==== Task input

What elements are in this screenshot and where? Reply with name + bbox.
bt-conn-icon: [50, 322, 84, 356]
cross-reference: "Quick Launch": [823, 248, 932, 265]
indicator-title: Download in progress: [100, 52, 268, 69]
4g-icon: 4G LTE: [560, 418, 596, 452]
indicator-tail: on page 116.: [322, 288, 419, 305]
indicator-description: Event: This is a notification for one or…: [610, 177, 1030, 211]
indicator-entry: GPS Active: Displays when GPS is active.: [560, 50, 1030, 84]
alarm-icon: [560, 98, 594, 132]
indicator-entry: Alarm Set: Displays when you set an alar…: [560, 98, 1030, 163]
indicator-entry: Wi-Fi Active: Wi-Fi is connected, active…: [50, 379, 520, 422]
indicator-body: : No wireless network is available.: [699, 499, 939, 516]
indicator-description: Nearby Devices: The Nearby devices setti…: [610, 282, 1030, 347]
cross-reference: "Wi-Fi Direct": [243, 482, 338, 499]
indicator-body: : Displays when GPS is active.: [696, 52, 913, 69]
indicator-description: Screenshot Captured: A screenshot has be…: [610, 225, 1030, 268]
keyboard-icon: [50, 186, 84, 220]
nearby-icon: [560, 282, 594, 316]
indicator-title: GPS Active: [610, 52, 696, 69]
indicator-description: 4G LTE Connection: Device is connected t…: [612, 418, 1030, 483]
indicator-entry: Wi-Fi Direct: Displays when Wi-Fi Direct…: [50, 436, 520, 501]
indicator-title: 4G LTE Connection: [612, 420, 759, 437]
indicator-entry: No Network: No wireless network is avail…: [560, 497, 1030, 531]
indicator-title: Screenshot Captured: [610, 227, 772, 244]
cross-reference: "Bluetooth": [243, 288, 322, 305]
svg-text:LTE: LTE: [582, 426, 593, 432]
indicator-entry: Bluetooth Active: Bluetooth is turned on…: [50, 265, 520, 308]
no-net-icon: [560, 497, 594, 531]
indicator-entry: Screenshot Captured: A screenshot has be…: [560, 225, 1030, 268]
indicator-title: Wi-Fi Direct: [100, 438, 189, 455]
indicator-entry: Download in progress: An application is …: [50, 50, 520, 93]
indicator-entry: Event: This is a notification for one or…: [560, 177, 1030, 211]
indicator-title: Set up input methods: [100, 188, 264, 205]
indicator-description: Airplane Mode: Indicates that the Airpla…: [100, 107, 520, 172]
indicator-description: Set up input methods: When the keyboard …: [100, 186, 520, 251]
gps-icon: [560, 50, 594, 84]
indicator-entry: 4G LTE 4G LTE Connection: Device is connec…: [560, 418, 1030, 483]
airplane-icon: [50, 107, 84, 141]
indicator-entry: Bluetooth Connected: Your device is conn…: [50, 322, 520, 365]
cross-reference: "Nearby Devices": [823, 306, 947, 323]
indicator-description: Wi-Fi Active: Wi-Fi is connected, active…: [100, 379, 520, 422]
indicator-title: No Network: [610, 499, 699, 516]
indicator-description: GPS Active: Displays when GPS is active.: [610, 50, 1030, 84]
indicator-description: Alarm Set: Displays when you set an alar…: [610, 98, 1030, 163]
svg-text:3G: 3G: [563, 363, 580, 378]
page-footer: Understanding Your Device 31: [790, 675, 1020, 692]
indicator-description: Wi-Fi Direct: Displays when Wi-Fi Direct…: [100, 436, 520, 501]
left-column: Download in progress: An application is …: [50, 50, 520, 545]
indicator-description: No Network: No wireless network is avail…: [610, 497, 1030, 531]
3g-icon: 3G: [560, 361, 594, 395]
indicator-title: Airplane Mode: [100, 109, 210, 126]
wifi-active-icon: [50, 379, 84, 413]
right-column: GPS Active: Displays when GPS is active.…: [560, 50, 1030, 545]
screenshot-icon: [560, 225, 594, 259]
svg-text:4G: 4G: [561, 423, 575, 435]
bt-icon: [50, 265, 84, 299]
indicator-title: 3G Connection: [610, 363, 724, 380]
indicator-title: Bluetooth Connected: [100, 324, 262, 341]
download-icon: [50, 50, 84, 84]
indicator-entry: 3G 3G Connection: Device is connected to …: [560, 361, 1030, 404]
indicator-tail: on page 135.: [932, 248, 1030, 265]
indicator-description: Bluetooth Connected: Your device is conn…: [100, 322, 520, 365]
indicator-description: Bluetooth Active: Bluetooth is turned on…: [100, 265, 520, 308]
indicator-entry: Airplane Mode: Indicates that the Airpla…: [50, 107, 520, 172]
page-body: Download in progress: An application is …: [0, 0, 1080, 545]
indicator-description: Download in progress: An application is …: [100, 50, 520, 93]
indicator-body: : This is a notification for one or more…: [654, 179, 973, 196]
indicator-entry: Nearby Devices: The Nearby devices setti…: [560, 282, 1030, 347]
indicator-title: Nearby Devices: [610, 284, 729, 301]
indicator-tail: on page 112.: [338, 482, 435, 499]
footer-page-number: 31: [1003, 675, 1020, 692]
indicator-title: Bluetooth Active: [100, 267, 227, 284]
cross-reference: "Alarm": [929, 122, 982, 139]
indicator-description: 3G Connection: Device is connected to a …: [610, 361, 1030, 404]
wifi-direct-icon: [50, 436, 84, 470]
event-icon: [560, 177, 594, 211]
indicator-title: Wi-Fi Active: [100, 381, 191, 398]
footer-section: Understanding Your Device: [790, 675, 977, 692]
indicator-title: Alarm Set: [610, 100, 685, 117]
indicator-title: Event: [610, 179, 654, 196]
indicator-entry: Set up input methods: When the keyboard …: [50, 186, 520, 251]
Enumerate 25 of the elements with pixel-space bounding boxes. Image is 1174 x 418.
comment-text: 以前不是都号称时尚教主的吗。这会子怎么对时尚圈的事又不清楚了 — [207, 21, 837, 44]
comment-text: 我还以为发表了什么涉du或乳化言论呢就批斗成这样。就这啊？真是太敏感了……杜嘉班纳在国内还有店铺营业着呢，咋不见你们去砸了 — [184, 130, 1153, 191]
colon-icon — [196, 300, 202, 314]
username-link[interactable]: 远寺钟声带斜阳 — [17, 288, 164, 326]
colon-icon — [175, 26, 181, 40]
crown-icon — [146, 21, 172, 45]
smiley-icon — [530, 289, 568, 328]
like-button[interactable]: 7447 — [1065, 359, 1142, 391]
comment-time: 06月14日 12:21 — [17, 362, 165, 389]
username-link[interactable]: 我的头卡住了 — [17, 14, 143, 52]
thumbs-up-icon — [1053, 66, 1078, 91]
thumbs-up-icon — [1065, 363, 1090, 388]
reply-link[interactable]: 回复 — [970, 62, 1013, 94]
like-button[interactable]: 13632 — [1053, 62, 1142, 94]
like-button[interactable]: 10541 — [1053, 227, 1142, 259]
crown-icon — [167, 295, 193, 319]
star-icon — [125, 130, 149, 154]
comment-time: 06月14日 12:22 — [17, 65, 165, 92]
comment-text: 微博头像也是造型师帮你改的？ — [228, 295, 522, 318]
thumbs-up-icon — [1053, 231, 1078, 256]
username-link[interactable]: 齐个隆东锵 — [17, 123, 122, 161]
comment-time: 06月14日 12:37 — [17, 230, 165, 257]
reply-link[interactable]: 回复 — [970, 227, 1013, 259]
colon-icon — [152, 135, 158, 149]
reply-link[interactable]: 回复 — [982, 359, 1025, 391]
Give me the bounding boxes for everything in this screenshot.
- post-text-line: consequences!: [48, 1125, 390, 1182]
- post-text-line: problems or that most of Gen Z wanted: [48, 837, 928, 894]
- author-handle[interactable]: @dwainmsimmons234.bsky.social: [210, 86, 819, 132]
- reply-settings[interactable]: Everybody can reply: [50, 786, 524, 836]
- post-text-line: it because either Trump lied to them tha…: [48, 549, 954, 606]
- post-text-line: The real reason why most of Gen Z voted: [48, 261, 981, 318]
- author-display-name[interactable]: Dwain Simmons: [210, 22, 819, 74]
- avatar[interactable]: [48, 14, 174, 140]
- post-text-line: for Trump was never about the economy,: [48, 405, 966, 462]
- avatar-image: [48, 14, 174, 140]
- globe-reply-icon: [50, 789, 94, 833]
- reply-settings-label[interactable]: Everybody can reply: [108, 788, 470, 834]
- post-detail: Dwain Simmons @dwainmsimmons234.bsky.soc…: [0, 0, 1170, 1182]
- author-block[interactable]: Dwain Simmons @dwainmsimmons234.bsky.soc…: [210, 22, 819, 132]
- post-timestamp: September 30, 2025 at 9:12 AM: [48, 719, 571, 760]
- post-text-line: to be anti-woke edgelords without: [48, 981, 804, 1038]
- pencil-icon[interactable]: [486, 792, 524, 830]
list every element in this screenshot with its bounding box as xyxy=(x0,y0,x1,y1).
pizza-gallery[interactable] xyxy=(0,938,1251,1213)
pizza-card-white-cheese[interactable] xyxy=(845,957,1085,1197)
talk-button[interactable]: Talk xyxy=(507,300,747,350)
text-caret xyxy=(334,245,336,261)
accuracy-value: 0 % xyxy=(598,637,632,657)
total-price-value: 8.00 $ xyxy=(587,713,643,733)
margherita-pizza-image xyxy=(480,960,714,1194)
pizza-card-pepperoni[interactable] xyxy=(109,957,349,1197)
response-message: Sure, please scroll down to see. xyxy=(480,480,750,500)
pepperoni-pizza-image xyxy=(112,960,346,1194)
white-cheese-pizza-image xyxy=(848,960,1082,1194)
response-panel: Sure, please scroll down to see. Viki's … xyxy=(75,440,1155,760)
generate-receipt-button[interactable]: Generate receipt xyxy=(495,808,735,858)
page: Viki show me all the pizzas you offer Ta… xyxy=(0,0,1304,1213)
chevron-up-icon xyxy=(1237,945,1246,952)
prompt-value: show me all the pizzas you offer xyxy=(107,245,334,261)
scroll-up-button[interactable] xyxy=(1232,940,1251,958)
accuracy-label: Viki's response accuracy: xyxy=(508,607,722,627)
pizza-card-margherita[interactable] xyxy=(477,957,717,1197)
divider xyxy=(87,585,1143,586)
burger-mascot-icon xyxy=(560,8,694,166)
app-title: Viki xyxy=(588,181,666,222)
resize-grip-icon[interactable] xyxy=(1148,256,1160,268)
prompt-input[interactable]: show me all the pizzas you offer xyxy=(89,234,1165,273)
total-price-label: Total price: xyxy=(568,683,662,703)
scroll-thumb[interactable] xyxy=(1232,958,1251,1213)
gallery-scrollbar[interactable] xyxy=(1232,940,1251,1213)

========

What you need to do: Rewrite the stretch of the entries above from the first line through the line containing "indicator-entry: Alarm Set: Displays", replacing "indicator-entry" with "status-entry". Leave everything else unchanged and output only those lines.

Answer to this problem:
What elements are in this screenshot and where? Reply with name + bbox.
bt-conn-icon: [50, 322, 84, 356]
cross-reference: "Quick Launch": [823, 248, 932, 265]
indicator-title: Download in progress: [100, 52, 268, 69]
4g-icon: 4G LTE: [560, 418, 596, 452]
indicator-tail: on page 116.: [322, 288, 419, 305]
indicator-description: Event: This is a notification for one or…: [610, 177, 1030, 211]
status-entry: GPS Active: Displays when GPS is active.: [560, 50, 1030, 84]
alarm-icon: [560, 98, 594, 132]
status-entry: Alarm Set: Displays when you set an alar…: [560, 98, 1030, 163]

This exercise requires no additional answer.